[THE TASK]
Repeat each record exactly as written, and drop any images.

[EXERCISE INPUT]
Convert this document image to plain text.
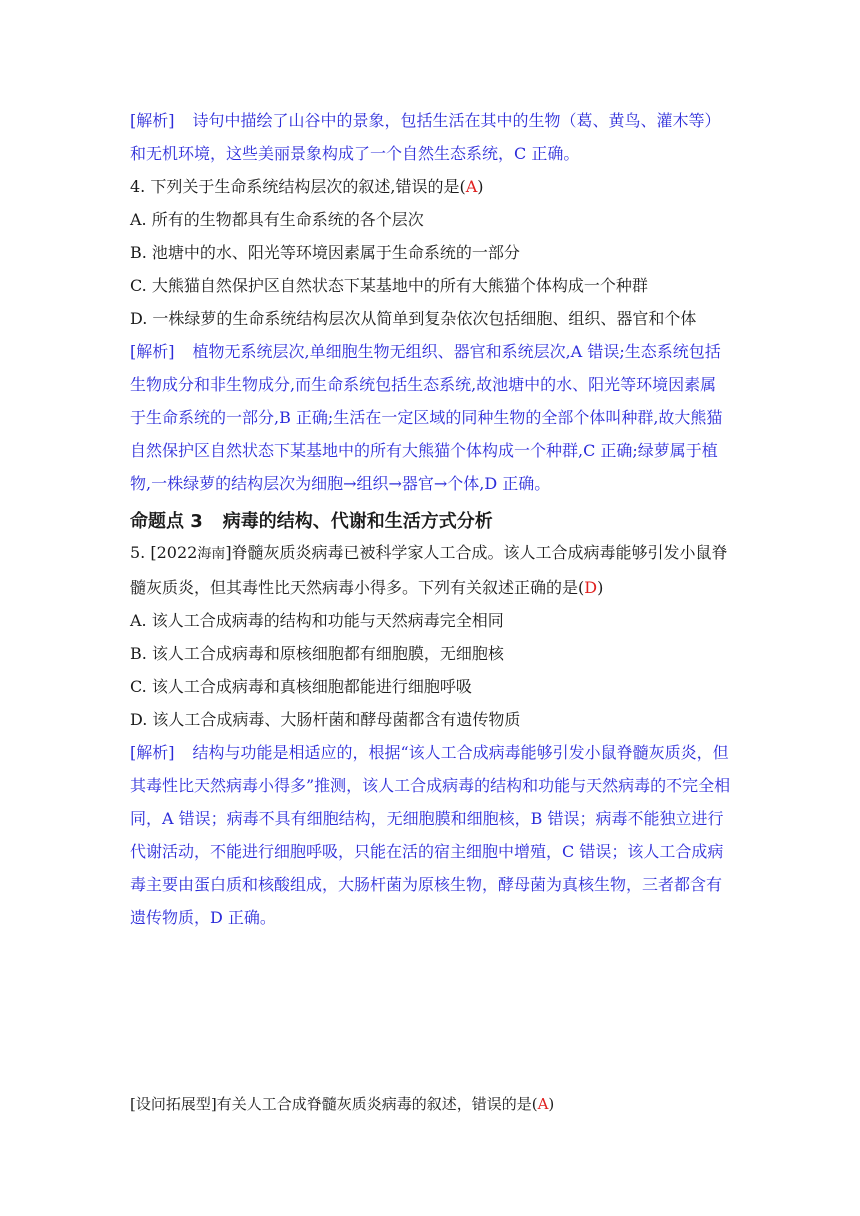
[解析] 诗句中描绘了山谷中的景象，包括生活在其中的生物（葛、黄鸟、灌木等）和无机环境，这些美丽景象构成了一个自然生态系统，C 正确。

4. 下列关于生命系统结构层次的叙述,错误的是(A)

A. 所有的生物都具有生命系统的各个层次

B. 池塘中的水、阳光等环境因素属于生命系统的一部分

C. 大熊猫自然保护区自然状态下某基地中的所有大熊猫个体构成一个种群

D. 一株绿萝的生命系统结构层次从简单到复杂依次包括细胞、组织、器官和个体

[解析] 植物无系统层次,单细胞生物无组织、器官和系统层次,A 错误;生态系统包括生物成分和非生物成分,而生命系统包括生态系统,故池塘中的水、阳光等环境因素属于生命系统的一部分,B 正确;生活在一定区域的同种生物的全部个体叫种群,故大熊猫自然保护区自然状态下某基地中的所有大熊猫个体构成一个种群,C 正确;绿萝属于植物,一株绿萝的结构层次为细胞→组织→器官→个体,D 正确。

命题点 3 病毒的结构、代谢和生活方式分析

5. [2022海南]脊髓灰质炎病毒已被科学家人工合成。该人工合成病毒能够引发小鼠脊髓灰质炎，但其毒性比天然病毒小得多。下列有关叙述正确的是(D)

A. 该人工合成病毒的结构和功能与天然病毒完全相同

B. 该人工合成病毒和原核细胞都有细胞膜，无细胞核

C. 该人工合成病毒和真核细胞都能进行细胞呼吸

D. 该人工合成病毒、大肠杆菌和酵母菌都含有遗传物质

[解析] 结构与功能是相适应的，根据“该人工合成病毒能够引发小鼠脊髓灰质炎，但其毒性比天然病毒小得多”推测，该人工合成病毒的结构和功能与天然病毒的不完全相同，A 错误；病毒不具有细胞结构，无细胞膜和细胞核，B 错误；病毒不能独立进行代谢活动，不能进行细胞呼吸，只能在活的宿主细胞中增殖，C 错误；该人工合成病毒主要由蛋白质和核酸组成，大肠杆菌为原核生物，酵母菌为真核生物，三者都含有遗传物质，D 正确。

[设问拓展型]有关人工合成脊髓灰质炎病毒的叙述，错误的是(A)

[OUTPUT BELOW]
Convert this document image to plain text.
[解析] 诗句中描绘了山谷中的景象，包括生活在其中的生物（葛、黄鸟、灌木等）和无机环境，这些美丽景象构成了一个自然生态系统，C 正确。

4. 下列关于生命系统结构层次的叙述,错误的是(A)

A. 所有的生物都具有生命系统的各个层次

B. 池塘中的水、阳光等环境因素属于生命系统的一部分

C. 大熊猫自然保护区自然状态下某基地中的所有大熊猫个体构成一个种群

D. 一株绿萝的生命系统结构层次从简单到复杂依次包括细胞、组织、器官和个体

[解析] 植物无系统层次,单细胞生物无组织、器官和系统层次,A 错误;生态系统包括生物成分和非生物成分,而生命系统包括生态系统,故池塘中的水、阳光等环境因素属于生命系统的一部分,B 正确;生活在一定区域的同种生物的全部个体叫种群,故大熊猫自然保护区自然状态下某基地中的所有大熊猫个体构成一个种群,C 正确;绿萝属于植物,一株绿萝的结构层次为细胞→组织→器官→个体,D 正确。

命题点 3 病毒的结构、代谢和生活方式分析

5. [2022海南]脊髓灰质炎病毒已被科学家人工合成。该人工合成病毒能够引发小鼠脊髓灰质炎，但其毒性比天然病毒小得多。下列有关叙述正确的是(D)

A. 该人工合成病毒的结构和功能与天然病毒完全相同

B. 该人工合成病毒和原核细胞都有细胞膜，无细胞核

C. 该人工合成病毒和真核细胞都能进行细胞呼吸

D. 该人工合成病毒、大肠杆菌和酵母菌都含有遗传物质

[解析] 结构与功能是相适应的，根据“该人工合成病毒能够引发小鼠脊髓灰质炎，但其毒性比天然病毒小得多”推测，该人工合成病毒的结构和功能与天然病毒的不完全相同，A 错误；病毒不具有细胞结构，无细胞膜和细胞核，B 错误；病毒不能独立进行代谢活动，不能进行细胞呼吸，只能在活的宿主细胞中增殖，C 错误；该人工合成病毒主要由蛋白质和核酸组成，大肠杆菌为原核生物，酵母菌为真核生物，三者都含有遗传物质，D 正确。

[设问拓展型]有关人工合成脊髓灰质炎病毒的叙述，错误的是(A)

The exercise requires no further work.